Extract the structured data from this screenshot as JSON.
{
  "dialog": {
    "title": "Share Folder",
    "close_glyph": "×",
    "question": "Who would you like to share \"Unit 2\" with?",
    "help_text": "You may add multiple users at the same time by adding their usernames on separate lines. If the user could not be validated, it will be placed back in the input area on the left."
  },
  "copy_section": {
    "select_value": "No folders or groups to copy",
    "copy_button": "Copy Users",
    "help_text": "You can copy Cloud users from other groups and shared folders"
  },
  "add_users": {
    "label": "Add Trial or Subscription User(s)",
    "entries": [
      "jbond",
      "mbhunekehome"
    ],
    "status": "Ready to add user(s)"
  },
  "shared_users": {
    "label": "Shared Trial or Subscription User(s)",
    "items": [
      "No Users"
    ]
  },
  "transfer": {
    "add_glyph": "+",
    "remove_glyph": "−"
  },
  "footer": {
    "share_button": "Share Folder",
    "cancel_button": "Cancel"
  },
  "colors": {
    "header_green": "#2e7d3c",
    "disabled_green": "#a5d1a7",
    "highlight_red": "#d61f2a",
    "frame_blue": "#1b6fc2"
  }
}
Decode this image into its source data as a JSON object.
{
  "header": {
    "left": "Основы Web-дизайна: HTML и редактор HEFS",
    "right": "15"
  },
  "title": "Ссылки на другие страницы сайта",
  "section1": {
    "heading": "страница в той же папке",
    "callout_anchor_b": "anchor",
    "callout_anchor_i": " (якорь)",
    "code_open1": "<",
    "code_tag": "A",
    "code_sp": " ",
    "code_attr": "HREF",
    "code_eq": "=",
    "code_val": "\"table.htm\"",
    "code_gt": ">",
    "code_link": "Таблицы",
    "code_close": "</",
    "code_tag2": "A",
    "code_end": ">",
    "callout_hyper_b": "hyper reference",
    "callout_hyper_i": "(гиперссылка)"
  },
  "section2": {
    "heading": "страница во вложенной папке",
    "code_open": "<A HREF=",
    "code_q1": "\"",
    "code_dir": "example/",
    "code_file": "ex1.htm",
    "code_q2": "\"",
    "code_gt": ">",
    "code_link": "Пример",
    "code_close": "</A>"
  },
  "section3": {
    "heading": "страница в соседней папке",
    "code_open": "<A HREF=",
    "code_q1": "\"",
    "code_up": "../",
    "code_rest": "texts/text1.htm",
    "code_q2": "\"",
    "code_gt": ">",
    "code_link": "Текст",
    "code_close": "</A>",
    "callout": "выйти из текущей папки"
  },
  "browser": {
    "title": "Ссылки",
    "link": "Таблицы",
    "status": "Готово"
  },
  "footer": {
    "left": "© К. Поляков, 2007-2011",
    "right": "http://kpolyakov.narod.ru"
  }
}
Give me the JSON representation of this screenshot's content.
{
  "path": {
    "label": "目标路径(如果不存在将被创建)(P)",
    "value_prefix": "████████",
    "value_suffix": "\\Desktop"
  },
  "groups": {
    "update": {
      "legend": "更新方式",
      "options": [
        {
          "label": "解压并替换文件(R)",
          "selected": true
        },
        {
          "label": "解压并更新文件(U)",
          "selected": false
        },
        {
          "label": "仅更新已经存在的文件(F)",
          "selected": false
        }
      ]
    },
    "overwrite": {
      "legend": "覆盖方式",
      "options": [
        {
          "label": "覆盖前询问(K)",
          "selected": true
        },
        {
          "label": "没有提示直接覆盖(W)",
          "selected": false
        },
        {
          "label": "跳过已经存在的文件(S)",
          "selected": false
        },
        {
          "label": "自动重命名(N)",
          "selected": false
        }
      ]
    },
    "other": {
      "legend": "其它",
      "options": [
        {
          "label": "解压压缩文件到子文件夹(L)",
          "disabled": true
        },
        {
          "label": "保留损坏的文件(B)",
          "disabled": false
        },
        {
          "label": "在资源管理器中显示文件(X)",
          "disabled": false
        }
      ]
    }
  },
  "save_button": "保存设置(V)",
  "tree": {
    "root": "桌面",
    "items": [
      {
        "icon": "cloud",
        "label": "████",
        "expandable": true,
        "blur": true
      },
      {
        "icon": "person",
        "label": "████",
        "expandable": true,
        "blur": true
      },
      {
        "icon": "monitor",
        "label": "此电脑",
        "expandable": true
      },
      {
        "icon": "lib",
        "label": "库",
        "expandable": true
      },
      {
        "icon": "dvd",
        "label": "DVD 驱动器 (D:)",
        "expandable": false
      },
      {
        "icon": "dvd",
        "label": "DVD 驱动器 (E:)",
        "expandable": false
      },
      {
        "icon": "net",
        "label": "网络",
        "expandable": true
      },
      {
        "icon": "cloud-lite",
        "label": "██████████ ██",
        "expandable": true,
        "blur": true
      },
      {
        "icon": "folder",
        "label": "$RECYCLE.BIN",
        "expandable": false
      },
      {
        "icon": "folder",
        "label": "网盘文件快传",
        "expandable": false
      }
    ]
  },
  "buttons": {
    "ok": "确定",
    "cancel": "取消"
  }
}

▶ _Aim of the exercise_
Print the whole listing again, exactly.

▶ _Full response_
Extract the structured data from this screenshot as JSON.
{
  "dialog": {
    "title": "Share Folder",
    "close_glyph": "×",
    "question": "Who would you like to share \"Unit 2\" with?",
    "help_text": "You may add multiple users at the same time by adding their usernames on separate lines. If the user could not be validated, it will be placed back in the input area on the left."
  },
  "copy_section": {
    "select_value": "No folders or groups to copy",
    "copy_button": "Copy Users",
    "help_text": "You can copy Cloud users from other groups and shared folders"
  },
  "add_users": {
    "label": "Add Trial or Subscription User(s)",
    "entries": [
      "jbond",
      "mbhunekehome"
    ],
    "status": "Ready to add user(s)"
  },
  "shared_users": {
    "label": "Shared Trial or Subscription User(s)",
    "items": [
      "No Users"
    ]
  },
  "transfer": {
    "add_glyph": "+",
    "remove_glyph": "−"
  },
  "footer": {
    "share_button": "Share Folder",
    "cancel_button": "Cancel"
  },
  "colors": {
    "header_green": "#2e7d3c",
    "disabled_green": "#a5d1a7",
    "highlight_red": "#d61f2a",
    "frame_blue": "#1b6fc2"
  }
}
Decode this image into its source data as a JSON object.
{
  "header": {
    "left": "Основы Web-дизайна: HTML и редактор HEFS",
    "right": "15"
  },
  "title": "Ссылки на другие страницы сайта",
  "section1": {
    "heading": "страница в той же папке",
    "callout_anchor_b": "anchor",
    "callout_anchor_i": " (якорь)",
    "code_open1": "<",
    "code_tag": "A",
    "code_sp": " ",
    "code_attr": "HREF",
    "code_eq": "=",
    "code_val": "\"table.htm\"",
    "code_gt": ">",
    "code_link": "Таблицы",
    "code_close": "</",
    "code_tag2": "A",
    "code_end": ">",
    "callout_hyper_b": "hyper reference",
    "callout_hyper_i": "(гиперссылка)"
  },
  "section2": {
    "heading": "страница во вложенной папке",
    "code_open": "<A HREF=",
    "code_q1": "\"",
    "code_dir": "example/",
    "code_file": "ex1.htm",
    "code_q2": "\"",
    "code_gt": ">",
    "code_link": "Пример",
    "code_close": "</A>"
  },
  "section3": {
    "heading": "страница в соседней папке",
    "code_open": "<A HREF=",
    "code_q1": "\"",
    "code_up": "../",
    "code_rest": "texts/text1.htm",
    "code_q2": "\"",
    "code_gt": ">",
    "code_link": "Текст",
    "code_close": "</A>",
    "callout": "выйти из текущей папки"
  },
  "browser": {
    "title": "Ссылки",
    "link": "Таблицы",
    "status": "Готово"
  },
  "footer": {
    "left": "© К. Поляков, 2007-2011",
    "right": "http://kpolyakov.narod.ru"
  }
}
Give me the JSON representation of this screenshot's content.
{
  "path": {
    "label": "目标路径(如果不存在将被创建)(P)",
    "value_prefix": "████████",
    "value_suffix": "\\Desktop"
  },
  "groups": {
    "update": {
      "legend": "更新方式",
      "options": [
        {
          "label": "解压并替换文件(R)",
          "selected": true
        },
        {
          "label": "解压并更新文件(U)",
          "selected": false
        },
        {
          "label": "仅更新已经存在的文件(F)",
          "selected": false
        }
      ]
    },
    "overwrite": {
      "legend": "覆盖方式",
      "options": [
        {
          "label": "覆盖前询问(K)",
          "selected": true
        },
        {
          "label": "没有提示直接覆盖(W)",
          "selected": false
        },
        {
          "label": "跳过已经存在的文件(S)",
          "selected": false
        },
        {
          "label": "自动重命名(N)",
          "selected": false
        }
      ]
    },
    "other": {
      "legend": "其它",
      "options": [
        {
          "label": "解压压缩文件到子文件夹(L)",
          "disabled": true
        },
        {
          "label": "保留损坏的文件(B)",
          "disabled": false
        },
        {
          "label": "在资源管理器中显示文件(X)",
          "disabled": false
        }
      ]
    }
  },
  "save_button": "保存设置(V)",
  "tree": {
    "root": "桌面",
    "items": [
      {
        "icon": "cloud",
        "label": "████",
        "expandable": true,
        "blur": true
      },
      {
        "icon": "person",
        "label": "████",
        "expandable": true,
        "blur": true
      },
      {
        "icon": "monitor",
        "label": "此电脑",
        "expandable": true
      },
      {
        "icon": "lib",
        "label": "库",
        "expandable": true
      },
      {
        "icon": "dvd",
        "label": "DVD 驱动器 (D:)",
        "expandable": false
      },
      {
        "icon": "dvd",
        "label": "DVD 驱动器 (E:)",
        "expandable": false
      },
      {
        "icon": "net",
        "label": "网络",
        "expandable": true
      },
      {
        "icon": "cloud-lite",
        "label": "██████████ ██",
        "expandable": true,
        "blur": true
      },
      {
        "icon": "folder",
        "label": "$RECYCLE.BIN",
        "expandable": false
      },
      {
        "icon": "folder",
        "label": "网盘文件快传",
        "expandable": false
      }
    ]
  },
  "buttons": {
    "ok": "确定",
    "cancel": "取消"
  }
}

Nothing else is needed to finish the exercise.